# ARTICLE
Most of the problems can be divided into 2 groups:
1) People who look at the results regularly, and
2) Those who just join and then forget about it.

Neither group should have to worry about results failing that is on those running the project to make sure their software is operating correctly and robust to using the donated resources efficiently with the least amount of waste or the researchers should not be recruiting the general public. BOINC projects are designed to be installed and able to be left alone. Anything less and the project is not mature for public participation.


The 2 main problems are:
1) Those who run 64 bit Linux and don't know that they also need 32 bit libraries.
And a sub-group of these who only need one more lib, but don't check to see this.

There should be zero expectation of participants to install extra libraries. Instead the lack of these should be detected by the project to not send work units to these computers or provide necessary the library locally. There should not be a constant stream of errors and wasted resources from volunteers due to the project providing work units to computers that do no have sufficient environments. If providing them locally is not possible then the project should be running in a virtual machine to have full environment control.

Regarding the 32 bit libraries needed on a 64 bit Linux machine there is insufficient documentation for this and that needs to be moved to a more visible location than the sticky in the linux section of the forums the join instructions would be one additional place to note this for reference. BOINC notifications would be appropriate starting point to notify computers missing the libraries to help bring them into compliance before an automated mean could be implemented. Participants shouldn't have to sift through the entire thread to find libraries that may need to be installed.

# EXERCISE OBJECTIVE
Extend the forum post on BOINC volunteer computing, picking up right after its final sentence. The records come from a separate source with no tie to the forum post on BOINC volunteer computing.

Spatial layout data
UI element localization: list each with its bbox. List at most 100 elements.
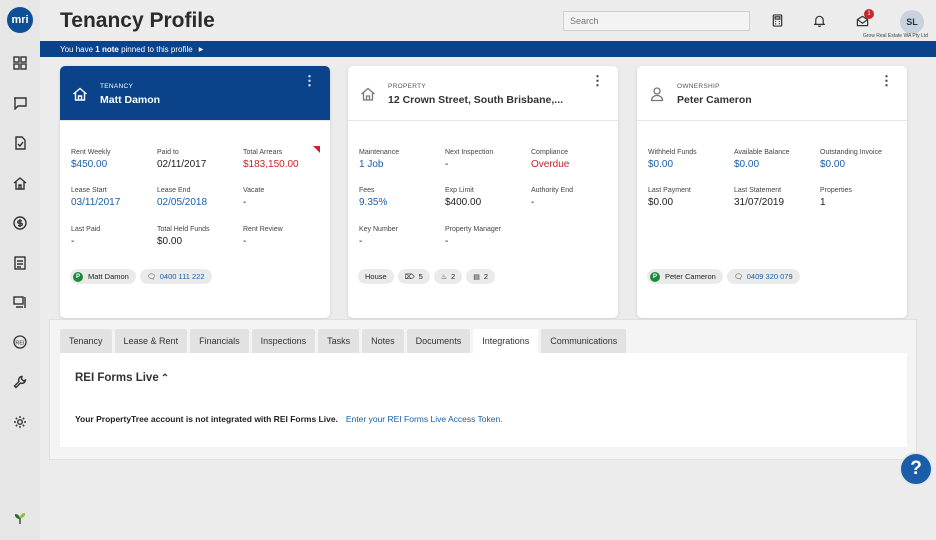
- access-token-link[interactable]: Enter your REI Forms Live Access Token.: [345, 414, 503, 424]
- bedrooms-chip: ⌦ 5: [397, 269, 430, 284]
- property-card-header[interactable]: PROPERTY 12 Crown Street, South Brisbane…: [348, 66, 618, 121]
- maintenance-value[interactable]: 1 Job: [359, 159, 384, 170]
- pinned-prefix: You have: [60, 44, 96, 54]
- page-title: Tenancy Profile: [60, 9, 215, 32]
- sprout-icon[interactable]: [11, 509, 29, 527]
- dollar-icon[interactable]: [11, 214, 29, 232]
- compliance-field: Compliance Overdue: [531, 149, 570, 170]
- last-statement-field: Last Statement 31/07/2019: [734, 187, 785, 208]
- dashboard-icon[interactable]: [11, 54, 29, 72]
- help-button[interactable]: ?: [899, 452, 933, 486]
- lease-end-field: Lease End 02/05/2018: [157, 187, 243, 208]
- withheld-funds-value[interactable]: $0.00: [648, 159, 674, 170]
- car-icon: ▤: [473, 273, 480, 281]
- tenant-phone-chip[interactable]: 🗨 0400 111 222: [139, 269, 212, 284]
- svg-text:REI: REI: [15, 340, 25, 346]
- settings-icon[interactable]: [11, 413, 29, 431]
- tab-communications[interactable]: Communications: [541, 329, 627, 353]
- last-paid-field: Last Paid -: [71, 226, 101, 247]
- more-vertical-icon[interactable]: ⋮: [880, 73, 893, 88]
- lease-start-value[interactable]: 03/11/2017: [71, 197, 121, 208]
- integrations-tab-content: REI Forms Live ⌃ Your PropertyTree accoun…: [60, 353, 907, 447]
- property-category: PROPERTY: [388, 83, 427, 90]
- task-icon[interactable]: [11, 134, 29, 152]
- user-avatar[interactable]: SL: [900, 10, 924, 34]
- caret-right-icon: ▶: [198, 46, 204, 53]
- person-badge: P: [73, 271, 83, 282]
- ownership-card: OWNERSHIP Peter Cameron ⋮ Withheld Funds…: [637, 66, 907, 318]
- notifications-icon[interactable]: [854, 12, 870, 28]
- calculator-icon[interactable]: [769, 12, 785, 28]
- owner-contact-chip[interactable]: P Peter Cameron: [647, 269, 723, 284]
- more-vertical-icon[interactable]: ⋮: [303, 73, 316, 88]
- available-balance-field: Available Balance $0.00: [734, 149, 820, 170]
- tenancy-card: TENANCY Matt Damon ⋮ Rent Weekly $450.00 …: [60, 66, 330, 318]
- ownership-category: OWNERSHIP: [677, 83, 720, 90]
- search-input[interactable]: [563, 11, 750, 31]
- notification-badge: 1: [864, 9, 874, 19]
- rei-icon[interactable]: REI: [11, 333, 29, 351]
- fees-value[interactable]: 9.35%: [359, 197, 388, 208]
- tab-lease-rent[interactable]: Lease & Rent: [114, 329, 188, 353]
- app-logo[interactable]: mri: [7, 7, 33, 33]
- left-rail: mri REI: [0, 0, 40, 540]
- owner-name: Peter Cameron: [677, 94, 752, 106]
- profile-tabs-panel: Tenancy Lease & Rent Financials Inspecti…: [50, 320, 916, 459]
- chat-bubble-icon: 🗨: [146, 273, 156, 281]
- outstanding-invoice-value[interactable]: $0.00: [820, 159, 846, 170]
- bath-icon: ♨: [440, 273, 448, 281]
- total-held-funds-field: Total Held Funds $0.00: [157, 226, 210, 247]
- property-card: PROPERTY 12 Crown Street, South Brisbane…: [348, 66, 618, 318]
- bed-icon: ⌦: [404, 273, 415, 281]
- tenant-contact-chips: P Matt Damon 🗨 0400 111 222: [70, 269, 212, 284]
- tab-notes[interactable]: Notes: [362, 329, 404, 353]
- tenant-name: Matt Damon: [100, 94, 161, 106]
- tab-tenancy[interactable]: Tenancy: [60, 329, 112, 353]
- tab-integrations[interactable]: Integrations: [473, 329, 539, 353]
- tenant-phone: 0400 111 222: [159, 272, 205, 281]
- bell-icon[interactable]: [811, 12, 827, 28]
- tenancy-card-header[interactable]: TENANCY Matt Damon ⋮: [60, 66, 330, 121]
- outstanding-invoice-field: Outstanding Invoice $0.00: [820, 149, 906, 170]
- pinned-count: 1 note: [95, 44, 119, 54]
- tab-tasks[interactable]: Tasks: [318, 329, 360, 353]
- exp-limit-field: Exp Limit $400.00: [445, 187, 482, 208]
- withheld-funds-field: Withheld Funds $0.00: [648, 149, 734, 170]
- rent-review-field: Rent Review -: [243, 226, 283, 247]
- tenant-contact-chip[interactable]: P Matt Damon: [70, 269, 136, 284]
- bathrooms-chip: ♨ 2: [433, 269, 463, 284]
- owner-contact-name: Peter Cameron: [665, 272, 716, 281]
- lease-end-value[interactable]: 02/05/2018: [157, 197, 208, 208]
- integration-notice: Your PropertyTree account is not integra…: [75, 414, 503, 424]
- properties-field: Properties 1: [820, 187, 852, 208]
- tenancy-category: TENANCY: [100, 83, 134, 90]
- chat-icon[interactable]: [11, 94, 29, 112]
- paid-to-field: Paid to 02/11/2017: [157, 149, 207, 170]
- pinned-notes-bar[interactable]: You have 1 note pinned to this profile ▶: [40, 41, 936, 57]
- ownership-card-header[interactable]: OWNERSHIP Peter Cameron ⋮: [637, 66, 907, 121]
- available-balance-value[interactable]: $0.00: [734, 159, 760, 170]
- owner-contact-chips: P Peter Cameron 🗨 0409 320 079: [647, 269, 800, 284]
- wrench-icon[interactable]: [11, 373, 29, 391]
- car-spaces-chip: ▤ 2: [466, 269, 496, 284]
- tab-financials[interactable]: Financials: [190, 329, 249, 353]
- document-icon[interactable]: [11, 254, 29, 272]
- tab-inspections[interactable]: Inspections: [251, 329, 316, 353]
- rent-weekly-field: Rent Weekly $450.00: [71, 149, 157, 170]
- listing-icon[interactable]: [11, 293, 29, 311]
- owner-phone: 0409 320 079: [746, 272, 793, 281]
- vacate-field: Vacate -: [243, 187, 265, 208]
- rent-weekly-value[interactable]: $450.00: [71, 159, 108, 170]
- property-feature-chips: House ⌦ 5 ♨ 2 ▤ 2: [358, 269, 496, 284]
- owner-phone-chip[interactable]: 🗨 0409 320 079: [726, 269, 800, 284]
- house-icon: [72, 86, 88, 102]
- tab-bar: Tenancy Lease & Rent Financials Inspecti…: [60, 329, 627, 353]
- more-vertical-icon[interactable]: ⋮: [591, 73, 604, 88]
- tab-documents[interactable]: Documents: [406, 329, 471, 353]
- chevron-up-icon: ⌃: [160, 373, 170, 384]
- lease-start-field: Lease Start 03/11/2017: [71, 187, 157, 208]
- rei-forms-section-header[interactable]: REI Forms Live ⌃: [75, 372, 169, 384]
- home-icon[interactable]: [11, 174, 29, 192]
- authority-end-field: Authority End -: [531, 187, 574, 208]
- property-manager-field: Property Manager -: [445, 226, 502, 247]
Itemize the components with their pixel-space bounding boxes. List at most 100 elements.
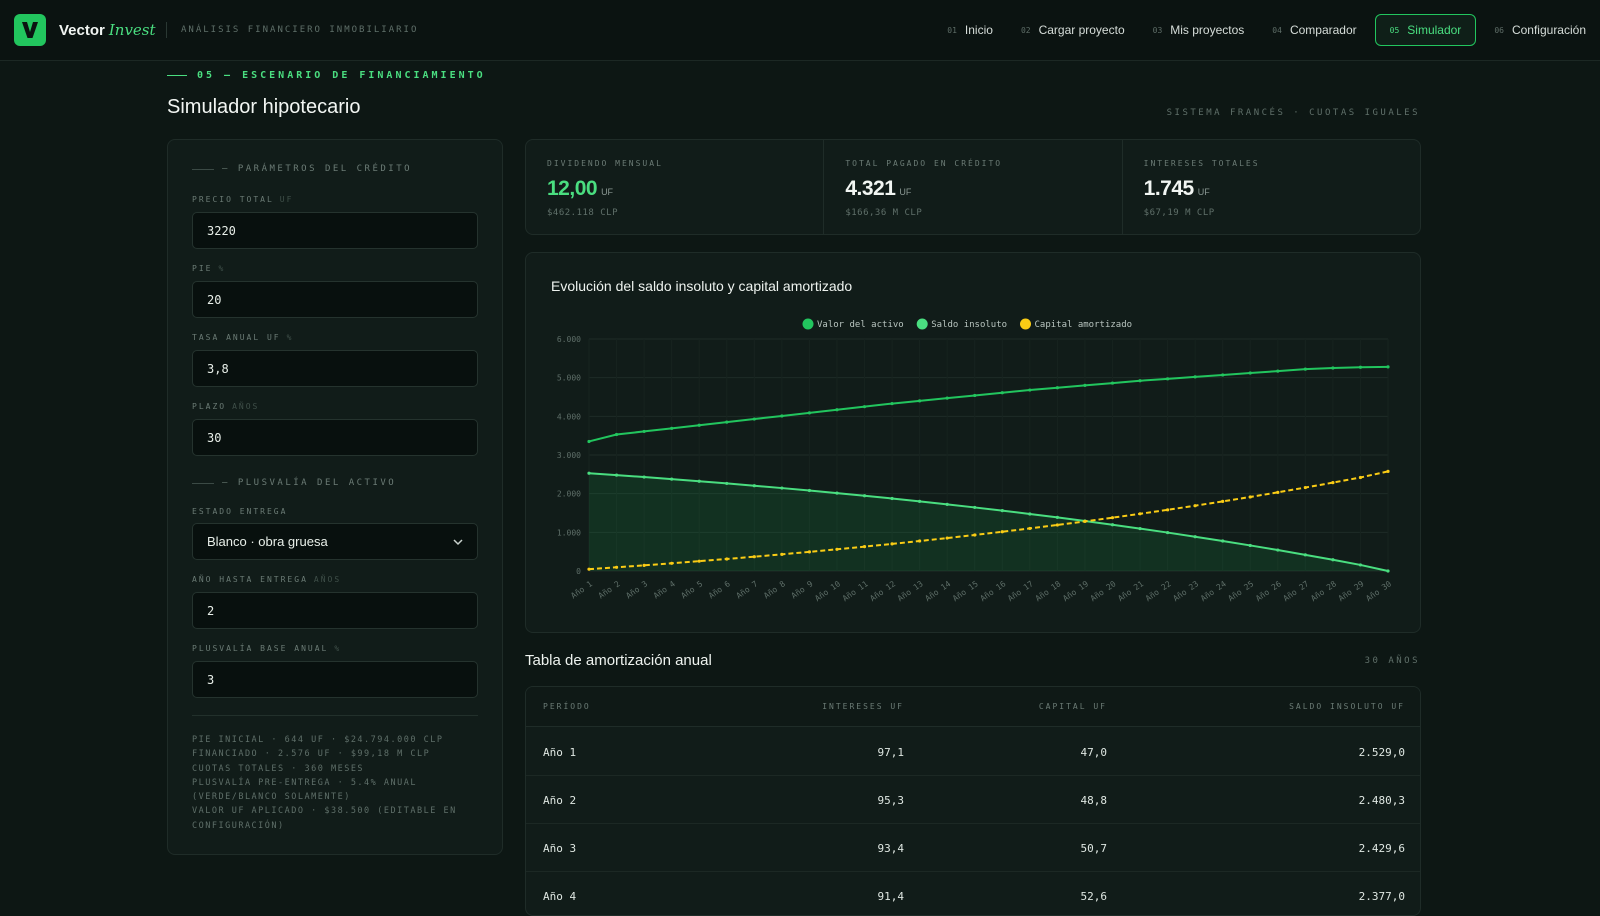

# TASK ANSWER
2) Windows users who let MS update their computer whenever MS wants to, meaning a re-boot while models are running.

In all of the above, there's also failing hardware, incorrect permissions, running out of disk space due to lots of failed models taking up HD space, and not enough ram.


The whole point of checkpointing is to resume where unexpectedly interrupted actions occur. The app should recognise an invalid exit and attempt resuming from the last checkpoint.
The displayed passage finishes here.